TASK BRIEF.
Locate every line in the records below that holds the word "your" and return each one.

[begin INPUT]

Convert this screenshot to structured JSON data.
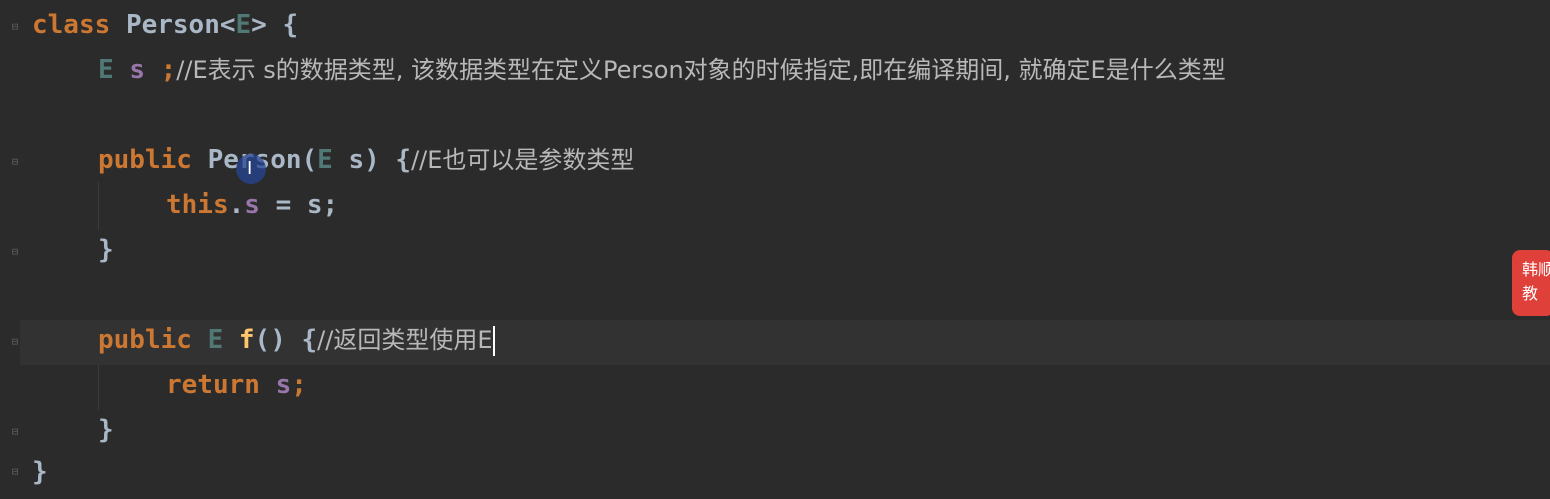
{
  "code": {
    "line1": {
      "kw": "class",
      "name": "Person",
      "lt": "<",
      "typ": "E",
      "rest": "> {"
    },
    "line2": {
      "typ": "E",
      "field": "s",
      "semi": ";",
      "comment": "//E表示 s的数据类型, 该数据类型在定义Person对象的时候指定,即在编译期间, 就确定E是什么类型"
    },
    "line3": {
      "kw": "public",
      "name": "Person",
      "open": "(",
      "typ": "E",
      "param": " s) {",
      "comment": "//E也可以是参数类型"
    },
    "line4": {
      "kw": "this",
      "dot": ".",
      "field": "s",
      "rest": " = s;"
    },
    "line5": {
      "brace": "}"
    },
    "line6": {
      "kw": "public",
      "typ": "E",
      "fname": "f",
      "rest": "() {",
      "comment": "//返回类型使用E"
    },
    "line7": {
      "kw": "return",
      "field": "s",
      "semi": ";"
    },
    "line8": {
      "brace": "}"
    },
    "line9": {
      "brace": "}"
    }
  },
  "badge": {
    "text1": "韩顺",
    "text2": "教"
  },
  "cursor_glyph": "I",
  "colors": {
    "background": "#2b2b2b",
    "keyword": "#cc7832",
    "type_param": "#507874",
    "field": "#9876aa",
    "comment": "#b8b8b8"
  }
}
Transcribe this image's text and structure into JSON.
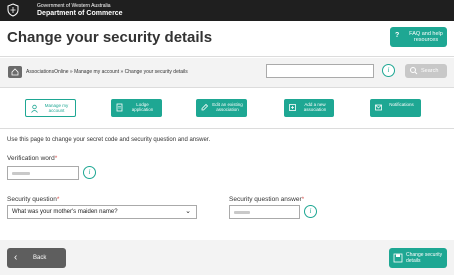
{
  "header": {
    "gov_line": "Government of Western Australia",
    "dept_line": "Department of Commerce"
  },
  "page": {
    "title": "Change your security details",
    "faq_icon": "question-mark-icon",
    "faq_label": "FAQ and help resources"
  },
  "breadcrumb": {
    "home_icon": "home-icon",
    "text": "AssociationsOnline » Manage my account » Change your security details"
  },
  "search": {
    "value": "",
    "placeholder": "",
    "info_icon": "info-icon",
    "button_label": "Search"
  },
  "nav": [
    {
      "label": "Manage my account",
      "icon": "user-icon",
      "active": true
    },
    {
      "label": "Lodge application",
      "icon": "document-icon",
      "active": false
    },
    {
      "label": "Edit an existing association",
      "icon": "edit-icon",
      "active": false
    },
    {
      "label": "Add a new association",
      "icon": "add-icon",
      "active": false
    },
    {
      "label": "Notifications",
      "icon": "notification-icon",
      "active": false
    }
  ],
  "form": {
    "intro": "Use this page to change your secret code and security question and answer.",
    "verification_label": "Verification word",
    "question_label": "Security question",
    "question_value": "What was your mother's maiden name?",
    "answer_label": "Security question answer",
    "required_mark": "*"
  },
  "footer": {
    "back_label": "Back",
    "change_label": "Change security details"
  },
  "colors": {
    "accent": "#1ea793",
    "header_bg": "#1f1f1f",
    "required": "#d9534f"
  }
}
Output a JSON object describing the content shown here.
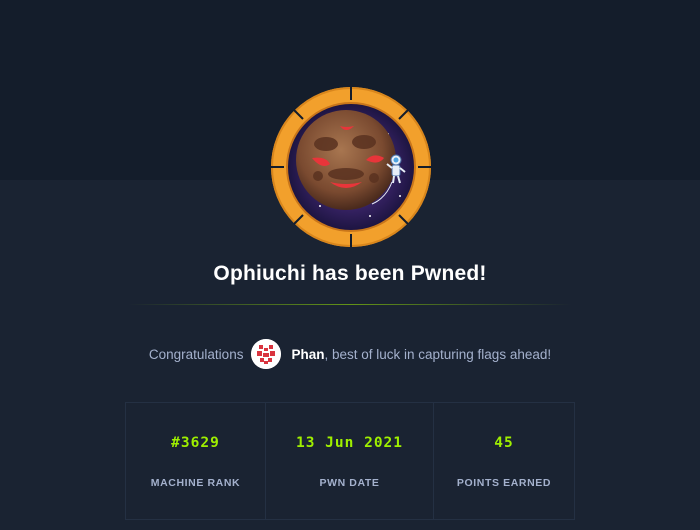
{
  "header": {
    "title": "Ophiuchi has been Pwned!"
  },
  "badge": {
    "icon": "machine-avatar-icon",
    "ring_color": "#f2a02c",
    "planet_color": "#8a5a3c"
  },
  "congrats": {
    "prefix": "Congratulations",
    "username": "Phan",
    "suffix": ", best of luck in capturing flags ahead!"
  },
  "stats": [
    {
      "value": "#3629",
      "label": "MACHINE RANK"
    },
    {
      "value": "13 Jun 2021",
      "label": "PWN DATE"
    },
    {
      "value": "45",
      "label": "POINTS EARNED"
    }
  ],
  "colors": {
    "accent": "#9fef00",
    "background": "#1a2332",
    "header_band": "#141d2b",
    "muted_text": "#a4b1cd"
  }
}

[end INPUT]

REPLY TO THE TASK.
    "title": "Change your security details",
    "text": "AssociationsOnline » Manage my account » Change your security details"
    "intro": "Use this page to change your secret code and security question and answer.",
    "question_value": "What was your mother's maiden name?",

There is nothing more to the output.